------ DATASET RECORDS ------

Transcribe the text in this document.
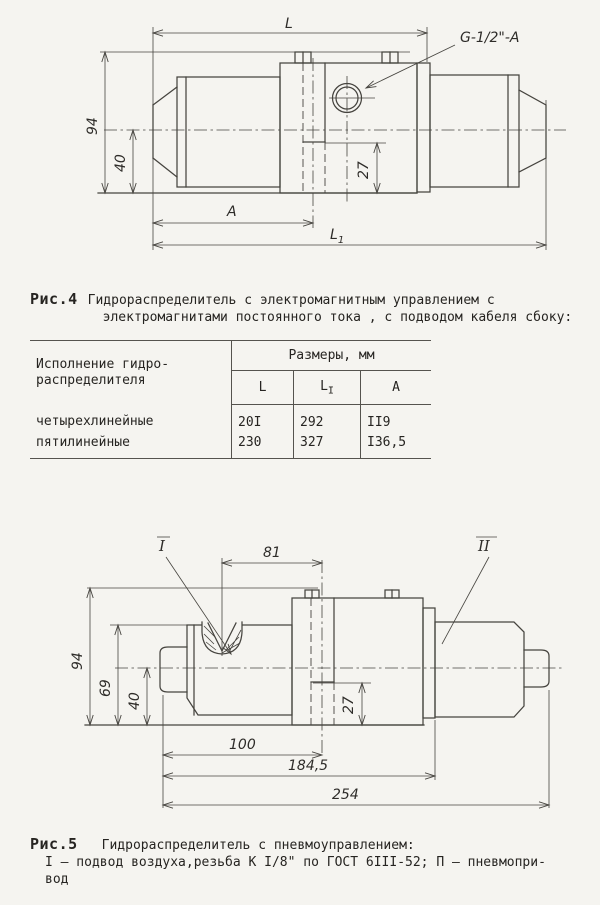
L
94
40	27
A
$L_1$
G-1/2"-A
Рис.4 Гидрораспределитель с электромагнитным управлением с
электромагнитами постоянного тока , с подводом кабеля сбоку:
Исполнение гидро-
распределителя	Размеры, мм		
	L	$L_I$	A
четырехлинейные	20I	292	II9
пятилинейные	230	327	I36,5
81
94
69
40	27
100
184,5
254
I	II
Рис.5 Гидрораспределитель с пневмоуправлением:
I – подвод воздуха,резьба К I/8" по ГОСТ 6III-52; П – пневмопри-
вод
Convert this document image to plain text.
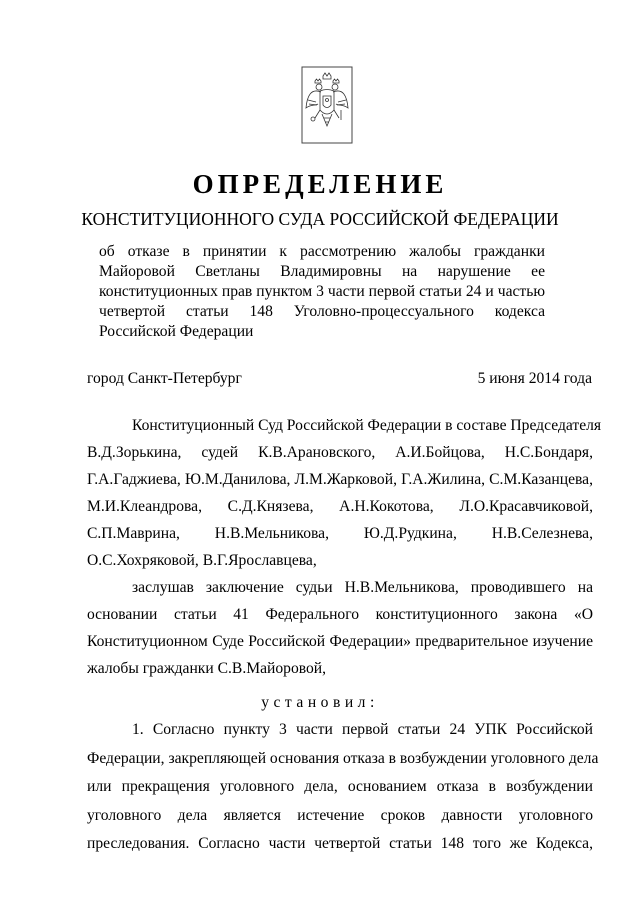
ОПРЕДЕЛЕНИЕ
КОНСТИТУЦИОННОГО СУДА РОССИЙСКОЙ ФЕДЕРАЦИИ
об отказе в принятии к рассмотрению жалобы гражданки
Майоровой Светланы Владимировны на нарушение ее
конституционных прав пунктом 3 части первой статьи 24 и частью
четвертой статьи 148 Уголовно-процессуального кодекса
Российской Федерации
город Санкт-Петербург	5 июня 2014 года
Конституционный Суд Российской Федерации в составе Председателя
В.Д.Зорькина, судей К.В.Арановского, А.И.Бойцова, Н.С.Бондаря,
Г.А.Гаджиева, Ю.М.Данилова, Л.М.Жарковой, Г.А.Жилина, С.М.Казанцева,
М.И.Клеандрова, С.Д.Князева, А.Н.Кокотова, Л.О.Красавчиковой,
С.П.Маврина, Н.В.Мельникова, Ю.Д.Рудкина, Н.В.Селезнева,
О.С.Хохряковой, В.Г.Ярославцева,
заслушав заключение судьи Н.В.Мельникова, проводившего на
основании статьи 41 Федерального конституционного закона «О
Конституционном Суде Российской Федерации» предварительное изучение
жалобы гражданки С.В.Майоровой,
установил:
1. Согласно пункту 3 части первой статьи 24 УПК Российской
Федерации, закрепляющей основания отказа в возбуждении уголовного дела
или прекращения уголовного дела, основанием отказа в возбуждении
уголовного дела является истечение сроков давности уголовного
преследования. Согласно части четвертой статьи 148 того же Кодекса,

------

### GIVEN REQUEST
Among the records above, find each line holding the string "четвертой" and pull it out.

### CORRECT OUTPUT
четвертой статьи 148 Уголовно-процессуального кодекса
преследования. Согласно части четвертой статьи 148 того же Кодекса,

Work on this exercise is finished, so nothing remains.